### Задание 1:
Чем прежде всего интересен договор, о котором говорится в отрывке?
### Задание 2:
Перепишите из отрывка дословно часть текста от «Вышеназванный договор в» до «введения в действие.».

### Отрывок страницы:

========================================================================

Вышеназванный договор в исследуемом контексте интересен прежде всего, тем, что отчетливо показывает, как в условиях блокового противостояния, идеологического противоборства, конфронтации, конкуренции и военно-политической напряженности в международно-правовой науке осуществлялось толкование юридических рамок создания и функционирования региональной системы безопасности в соответствии с нормами, определенными для этого Уставом ООН, и в особенности в течение первых десятилетий после его введения в действие.

========================================================================

### Выборка записей:

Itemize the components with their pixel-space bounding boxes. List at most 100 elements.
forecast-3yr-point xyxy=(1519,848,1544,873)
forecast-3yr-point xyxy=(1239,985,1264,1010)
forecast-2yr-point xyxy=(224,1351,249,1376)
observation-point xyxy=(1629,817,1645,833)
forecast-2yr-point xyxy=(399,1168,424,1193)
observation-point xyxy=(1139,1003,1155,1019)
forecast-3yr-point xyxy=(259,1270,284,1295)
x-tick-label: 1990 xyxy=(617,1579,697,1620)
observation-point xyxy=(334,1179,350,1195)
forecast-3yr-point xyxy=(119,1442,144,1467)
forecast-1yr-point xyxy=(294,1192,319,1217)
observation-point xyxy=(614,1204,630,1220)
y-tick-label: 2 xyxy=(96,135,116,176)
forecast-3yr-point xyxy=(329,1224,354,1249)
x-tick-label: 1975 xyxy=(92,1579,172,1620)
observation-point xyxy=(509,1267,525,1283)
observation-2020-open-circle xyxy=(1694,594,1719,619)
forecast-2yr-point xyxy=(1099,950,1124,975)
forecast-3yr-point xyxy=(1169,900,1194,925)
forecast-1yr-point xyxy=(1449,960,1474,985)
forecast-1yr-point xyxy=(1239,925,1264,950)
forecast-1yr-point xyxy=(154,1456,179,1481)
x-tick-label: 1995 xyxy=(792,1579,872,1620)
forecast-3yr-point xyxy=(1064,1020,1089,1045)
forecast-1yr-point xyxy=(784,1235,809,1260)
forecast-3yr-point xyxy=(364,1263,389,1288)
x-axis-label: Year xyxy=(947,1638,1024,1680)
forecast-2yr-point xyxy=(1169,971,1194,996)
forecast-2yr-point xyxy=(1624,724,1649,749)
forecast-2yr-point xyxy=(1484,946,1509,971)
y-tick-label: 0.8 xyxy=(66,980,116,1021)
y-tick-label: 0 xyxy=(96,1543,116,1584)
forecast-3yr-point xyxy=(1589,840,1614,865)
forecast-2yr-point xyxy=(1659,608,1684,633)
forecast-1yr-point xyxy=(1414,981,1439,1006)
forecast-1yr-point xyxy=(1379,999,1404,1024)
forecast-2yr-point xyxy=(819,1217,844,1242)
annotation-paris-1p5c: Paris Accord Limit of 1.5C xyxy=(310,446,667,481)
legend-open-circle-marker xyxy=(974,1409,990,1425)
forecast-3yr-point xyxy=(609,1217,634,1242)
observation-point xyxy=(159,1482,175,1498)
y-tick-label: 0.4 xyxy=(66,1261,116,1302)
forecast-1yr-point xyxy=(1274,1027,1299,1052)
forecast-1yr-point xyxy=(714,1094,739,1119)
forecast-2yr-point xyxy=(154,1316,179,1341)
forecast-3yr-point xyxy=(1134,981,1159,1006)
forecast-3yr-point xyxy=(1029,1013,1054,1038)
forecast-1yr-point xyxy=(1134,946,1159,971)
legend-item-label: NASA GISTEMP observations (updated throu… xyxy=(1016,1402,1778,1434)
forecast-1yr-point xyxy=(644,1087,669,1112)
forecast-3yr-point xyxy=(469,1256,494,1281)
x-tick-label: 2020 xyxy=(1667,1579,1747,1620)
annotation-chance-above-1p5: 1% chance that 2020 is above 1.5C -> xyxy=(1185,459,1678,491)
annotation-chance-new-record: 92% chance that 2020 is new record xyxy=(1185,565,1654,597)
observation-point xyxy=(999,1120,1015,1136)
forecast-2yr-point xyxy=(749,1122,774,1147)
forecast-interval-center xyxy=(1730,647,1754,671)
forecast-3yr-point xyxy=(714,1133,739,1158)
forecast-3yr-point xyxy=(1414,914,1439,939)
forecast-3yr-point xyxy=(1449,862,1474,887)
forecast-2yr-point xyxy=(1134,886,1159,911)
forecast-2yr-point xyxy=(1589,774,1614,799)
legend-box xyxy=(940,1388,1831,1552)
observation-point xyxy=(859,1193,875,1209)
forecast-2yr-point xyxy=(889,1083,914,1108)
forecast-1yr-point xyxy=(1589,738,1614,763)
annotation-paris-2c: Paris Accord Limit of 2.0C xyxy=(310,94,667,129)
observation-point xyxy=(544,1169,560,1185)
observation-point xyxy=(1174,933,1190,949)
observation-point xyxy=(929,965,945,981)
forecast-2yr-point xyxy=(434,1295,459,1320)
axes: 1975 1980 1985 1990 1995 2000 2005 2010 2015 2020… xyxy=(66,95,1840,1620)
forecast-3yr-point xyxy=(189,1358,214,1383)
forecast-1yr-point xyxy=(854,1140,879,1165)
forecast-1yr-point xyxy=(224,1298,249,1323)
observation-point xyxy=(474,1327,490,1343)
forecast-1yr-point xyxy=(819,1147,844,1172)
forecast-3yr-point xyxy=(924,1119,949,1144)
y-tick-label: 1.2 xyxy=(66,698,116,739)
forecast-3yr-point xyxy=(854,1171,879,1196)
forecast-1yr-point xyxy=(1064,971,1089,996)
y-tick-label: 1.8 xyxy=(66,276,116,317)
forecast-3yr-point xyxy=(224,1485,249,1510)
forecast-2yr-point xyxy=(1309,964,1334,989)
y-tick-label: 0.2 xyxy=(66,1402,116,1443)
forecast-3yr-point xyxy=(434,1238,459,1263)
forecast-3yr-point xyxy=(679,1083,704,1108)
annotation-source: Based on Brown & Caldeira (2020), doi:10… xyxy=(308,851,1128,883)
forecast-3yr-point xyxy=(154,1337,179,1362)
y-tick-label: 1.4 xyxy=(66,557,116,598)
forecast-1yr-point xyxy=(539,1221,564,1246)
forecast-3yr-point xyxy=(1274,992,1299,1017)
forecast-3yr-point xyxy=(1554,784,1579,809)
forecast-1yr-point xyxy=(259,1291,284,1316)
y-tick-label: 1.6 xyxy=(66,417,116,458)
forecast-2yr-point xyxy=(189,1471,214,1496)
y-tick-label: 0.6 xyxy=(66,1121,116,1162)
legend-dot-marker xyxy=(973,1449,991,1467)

========================================================================

### Ответ 1:
Тем, что он отчетливо показывает, как в условиях блокового противостояния и военно-политической напряженности международно-правовая наука толковала юридические рамки создания и работы региональной системы безопасности по нормам Устава ООН.

### Ответ 2:
Вышеназванный договор в исследуемом контексте интересен прежде всего, тем, что отчетливо показывает, как в условиях блокового противостояния, идеологического противоборства, конфронтации, конкуренции и военно-политической напряженности в международно-правовой науке осуществлялось толкование юридических рамок создания и функционирования региональной системы безопасности в соответствии с нормами, определенными для этого Уставом ООН, и в особенности в течение первых десятилетий после его введения в действие.